→ **Work instructions**
Leave every picture out and write out the records below exactly.

→ **Dataset content**
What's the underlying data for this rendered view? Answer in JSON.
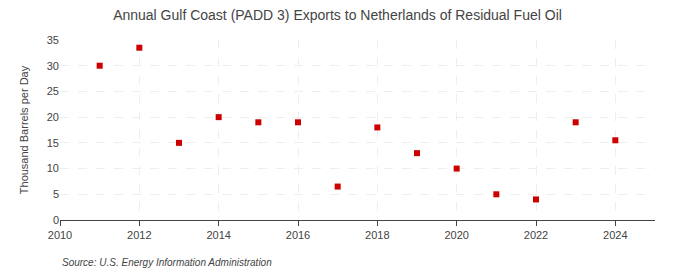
{
  "chart_data": {
    "type": "scatter",
    "title": "Annual Gulf Coast (PADD 3) Exports to Netherlands of Residual Fuel Oil",
    "ylabel": "Thousand Barrels per Day",
    "annotations": [
      "Source: U.S. Energy Information Administration"
    ],
    "x": [
      2011,
      2012,
      2013,
      2014,
      2015,
      2016,
      2017,
      2018,
      2019,
      2020,
      2021,
      2022,
      2023,
      2024
    ],
    "values": [
      30.0,
      33.5,
      15.0,
      20.0,
      19.0,
      19.0,
      6.5,
      18.0,
      13.0,
      10.0,
      5.0,
      4.0,
      19.0,
      15.5
    ],
    "color": "#cc0000",
    "marker": "square",
    "xlim": [
      2010,
      2025
    ],
    "xticks": [
      2010,
      2012,
      2014,
      2016,
      2018,
      2020,
      2022,
      2024
    ],
    "ylim": [
      0,
      35
    ],
    "yticks": [
      0,
      5,
      10,
      15,
      20,
      25,
      30,
      35
    ],
    "grid": true
  }
}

→ **Answer to the problem**
What's the underlying data for this rendered view? Answer in JSON.
{
  "chart_data": {
    "type": "scatter",
    "title": "Annual Gulf Coast (PADD 3) Exports to Netherlands of Residual Fuel Oil",
    "ylabel": "Thousand Barrels per Day",
    "annotations": [
      "Source: U.S. Energy Information Administration"
    ],
    "x": [
      2011,
      2012,
      2013,
      2014,
      2015,
      2016,
      2017,
      2018,
      2019,
      2020,
      2021,
      2022,
      2023,
      2024
    ],
    "values": [
      30.0,
      33.5,
      15.0,
      20.0,
      19.0,
      19.0,
      6.5,
      18.0,
      13.0,
      10.0,
      5.0,
      4.0,
      19.0,
      15.5
    ],
    "color": "#cc0000",
    "marker": "square",
    "xlim": [
      2010,
      2025
    ],
    "xticks": [
      2010,
      2012,
      2014,
      2016,
      2018,
      2020,
      2022,
      2024
    ],
    "ylim": [
      0,
      35
    ],
    "yticks": [
      0,
      5,
      10,
      15,
      20,
      25,
      30,
      35
    ],
    "grid": true
  }
}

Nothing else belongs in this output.